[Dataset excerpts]
-- -- --

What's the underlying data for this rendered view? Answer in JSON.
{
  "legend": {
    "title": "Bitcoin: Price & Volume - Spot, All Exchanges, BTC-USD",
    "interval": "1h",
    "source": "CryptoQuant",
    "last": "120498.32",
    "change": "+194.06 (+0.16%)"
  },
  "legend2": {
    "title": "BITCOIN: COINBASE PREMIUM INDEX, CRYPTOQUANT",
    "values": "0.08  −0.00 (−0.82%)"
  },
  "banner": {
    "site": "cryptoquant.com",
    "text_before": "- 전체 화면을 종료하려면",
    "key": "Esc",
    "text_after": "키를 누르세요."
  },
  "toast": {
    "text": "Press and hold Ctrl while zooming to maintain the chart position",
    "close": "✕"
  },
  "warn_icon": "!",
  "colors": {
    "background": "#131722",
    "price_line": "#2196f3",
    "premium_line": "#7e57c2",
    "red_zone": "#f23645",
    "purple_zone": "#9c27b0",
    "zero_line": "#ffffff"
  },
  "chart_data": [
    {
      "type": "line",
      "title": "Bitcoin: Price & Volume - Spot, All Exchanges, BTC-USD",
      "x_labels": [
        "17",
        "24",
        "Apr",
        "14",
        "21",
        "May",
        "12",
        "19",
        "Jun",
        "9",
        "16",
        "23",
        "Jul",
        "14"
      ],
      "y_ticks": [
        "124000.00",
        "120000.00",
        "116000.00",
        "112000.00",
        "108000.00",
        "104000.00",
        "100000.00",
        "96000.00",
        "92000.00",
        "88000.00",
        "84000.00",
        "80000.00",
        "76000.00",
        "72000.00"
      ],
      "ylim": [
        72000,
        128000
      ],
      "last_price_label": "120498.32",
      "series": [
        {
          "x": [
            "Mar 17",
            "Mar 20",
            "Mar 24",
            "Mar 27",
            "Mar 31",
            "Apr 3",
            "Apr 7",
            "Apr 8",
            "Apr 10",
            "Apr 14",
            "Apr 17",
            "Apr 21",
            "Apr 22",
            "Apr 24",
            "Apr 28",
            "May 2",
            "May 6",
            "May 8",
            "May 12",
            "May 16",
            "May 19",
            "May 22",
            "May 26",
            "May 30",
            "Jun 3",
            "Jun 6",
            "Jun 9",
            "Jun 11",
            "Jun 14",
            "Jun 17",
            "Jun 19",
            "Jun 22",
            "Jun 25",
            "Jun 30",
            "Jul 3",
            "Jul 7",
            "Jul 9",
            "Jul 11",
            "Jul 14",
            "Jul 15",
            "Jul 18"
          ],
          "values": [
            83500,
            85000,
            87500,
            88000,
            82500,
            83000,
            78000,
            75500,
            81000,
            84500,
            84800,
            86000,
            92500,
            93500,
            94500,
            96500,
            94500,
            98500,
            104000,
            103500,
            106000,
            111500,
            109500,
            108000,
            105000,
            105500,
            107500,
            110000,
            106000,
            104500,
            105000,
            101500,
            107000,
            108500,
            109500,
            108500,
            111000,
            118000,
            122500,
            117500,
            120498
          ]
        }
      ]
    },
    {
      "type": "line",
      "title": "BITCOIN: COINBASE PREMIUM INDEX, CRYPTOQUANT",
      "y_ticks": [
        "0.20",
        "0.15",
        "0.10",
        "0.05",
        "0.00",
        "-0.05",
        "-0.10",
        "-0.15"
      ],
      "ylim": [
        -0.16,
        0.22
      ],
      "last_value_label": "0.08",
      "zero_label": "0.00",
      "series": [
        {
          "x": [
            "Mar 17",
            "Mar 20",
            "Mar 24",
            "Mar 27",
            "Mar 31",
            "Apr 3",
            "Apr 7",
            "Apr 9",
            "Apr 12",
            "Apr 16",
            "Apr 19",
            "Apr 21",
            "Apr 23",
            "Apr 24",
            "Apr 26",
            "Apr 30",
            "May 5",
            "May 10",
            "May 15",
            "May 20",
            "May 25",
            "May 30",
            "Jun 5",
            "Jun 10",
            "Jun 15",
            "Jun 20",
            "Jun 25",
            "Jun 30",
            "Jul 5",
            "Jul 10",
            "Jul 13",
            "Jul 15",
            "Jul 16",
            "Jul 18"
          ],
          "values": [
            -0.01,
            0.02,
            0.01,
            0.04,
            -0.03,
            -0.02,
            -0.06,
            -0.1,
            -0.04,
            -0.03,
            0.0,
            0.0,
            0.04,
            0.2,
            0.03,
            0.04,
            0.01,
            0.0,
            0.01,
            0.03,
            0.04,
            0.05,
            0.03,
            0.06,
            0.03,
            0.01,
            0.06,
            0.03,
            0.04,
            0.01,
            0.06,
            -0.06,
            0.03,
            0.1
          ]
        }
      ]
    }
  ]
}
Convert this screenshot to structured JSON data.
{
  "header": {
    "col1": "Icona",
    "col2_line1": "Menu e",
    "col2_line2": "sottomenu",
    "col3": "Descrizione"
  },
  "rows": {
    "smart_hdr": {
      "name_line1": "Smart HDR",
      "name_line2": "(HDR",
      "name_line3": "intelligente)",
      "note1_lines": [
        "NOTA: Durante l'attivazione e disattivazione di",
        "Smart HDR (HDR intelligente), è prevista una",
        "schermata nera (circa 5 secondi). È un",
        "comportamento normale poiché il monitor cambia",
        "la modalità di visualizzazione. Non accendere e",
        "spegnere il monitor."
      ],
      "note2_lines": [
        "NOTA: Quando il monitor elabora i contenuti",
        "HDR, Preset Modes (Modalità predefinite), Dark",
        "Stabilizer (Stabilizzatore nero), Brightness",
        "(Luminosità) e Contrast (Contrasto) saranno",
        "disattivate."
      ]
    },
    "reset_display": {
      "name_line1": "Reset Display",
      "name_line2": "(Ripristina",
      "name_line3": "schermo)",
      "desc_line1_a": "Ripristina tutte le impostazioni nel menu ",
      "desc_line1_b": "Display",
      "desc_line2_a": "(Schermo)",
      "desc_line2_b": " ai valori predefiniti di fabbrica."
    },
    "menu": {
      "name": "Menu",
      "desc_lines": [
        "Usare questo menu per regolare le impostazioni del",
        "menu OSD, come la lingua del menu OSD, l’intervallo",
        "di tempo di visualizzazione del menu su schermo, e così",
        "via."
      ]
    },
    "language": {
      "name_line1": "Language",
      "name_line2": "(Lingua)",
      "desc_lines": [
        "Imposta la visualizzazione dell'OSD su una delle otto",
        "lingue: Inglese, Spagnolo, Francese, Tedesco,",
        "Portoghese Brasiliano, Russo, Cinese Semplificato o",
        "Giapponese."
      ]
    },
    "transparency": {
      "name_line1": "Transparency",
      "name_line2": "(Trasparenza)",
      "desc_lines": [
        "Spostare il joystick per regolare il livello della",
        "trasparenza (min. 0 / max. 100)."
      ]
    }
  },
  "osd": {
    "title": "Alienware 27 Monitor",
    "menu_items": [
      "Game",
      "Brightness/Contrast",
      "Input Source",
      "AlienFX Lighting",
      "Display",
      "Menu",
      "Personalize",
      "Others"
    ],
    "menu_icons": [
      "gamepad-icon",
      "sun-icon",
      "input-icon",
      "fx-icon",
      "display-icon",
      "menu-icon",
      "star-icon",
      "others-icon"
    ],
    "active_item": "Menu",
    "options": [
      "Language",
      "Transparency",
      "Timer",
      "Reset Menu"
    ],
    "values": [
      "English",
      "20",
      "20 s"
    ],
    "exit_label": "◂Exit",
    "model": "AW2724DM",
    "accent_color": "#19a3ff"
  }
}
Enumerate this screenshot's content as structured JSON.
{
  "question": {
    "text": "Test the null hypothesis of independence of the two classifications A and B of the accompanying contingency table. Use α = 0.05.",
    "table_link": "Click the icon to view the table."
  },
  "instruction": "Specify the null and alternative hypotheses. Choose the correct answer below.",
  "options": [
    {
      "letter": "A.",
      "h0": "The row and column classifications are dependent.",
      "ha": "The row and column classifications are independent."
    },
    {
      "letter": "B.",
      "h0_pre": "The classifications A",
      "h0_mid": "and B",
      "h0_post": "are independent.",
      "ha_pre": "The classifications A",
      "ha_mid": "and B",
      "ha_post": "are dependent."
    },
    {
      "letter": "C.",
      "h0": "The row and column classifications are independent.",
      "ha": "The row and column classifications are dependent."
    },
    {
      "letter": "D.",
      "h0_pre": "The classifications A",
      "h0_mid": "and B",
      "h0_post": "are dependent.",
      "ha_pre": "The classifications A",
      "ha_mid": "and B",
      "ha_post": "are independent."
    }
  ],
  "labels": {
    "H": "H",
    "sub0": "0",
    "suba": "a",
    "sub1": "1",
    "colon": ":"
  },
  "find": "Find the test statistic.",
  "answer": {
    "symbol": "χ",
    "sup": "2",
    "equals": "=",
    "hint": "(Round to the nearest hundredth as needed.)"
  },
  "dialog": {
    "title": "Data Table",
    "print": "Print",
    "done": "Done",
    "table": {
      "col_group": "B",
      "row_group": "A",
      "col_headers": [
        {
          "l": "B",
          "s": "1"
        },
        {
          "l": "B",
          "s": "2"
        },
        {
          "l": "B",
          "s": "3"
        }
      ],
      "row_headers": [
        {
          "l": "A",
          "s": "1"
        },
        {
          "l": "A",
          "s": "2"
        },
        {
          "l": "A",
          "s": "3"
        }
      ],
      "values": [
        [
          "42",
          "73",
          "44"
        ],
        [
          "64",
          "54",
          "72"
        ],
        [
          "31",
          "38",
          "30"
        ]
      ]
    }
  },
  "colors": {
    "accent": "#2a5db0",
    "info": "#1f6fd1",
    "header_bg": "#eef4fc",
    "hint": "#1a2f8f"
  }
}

-- -- --

■ **Task statement**:
Filter the data for the string "values" and copy every line that has it.

■ **Answer for the task**:
    "values": "0.08  −0.00 (−0.82%)"
          "values": [
          "values": [
    "values": [
      "values": [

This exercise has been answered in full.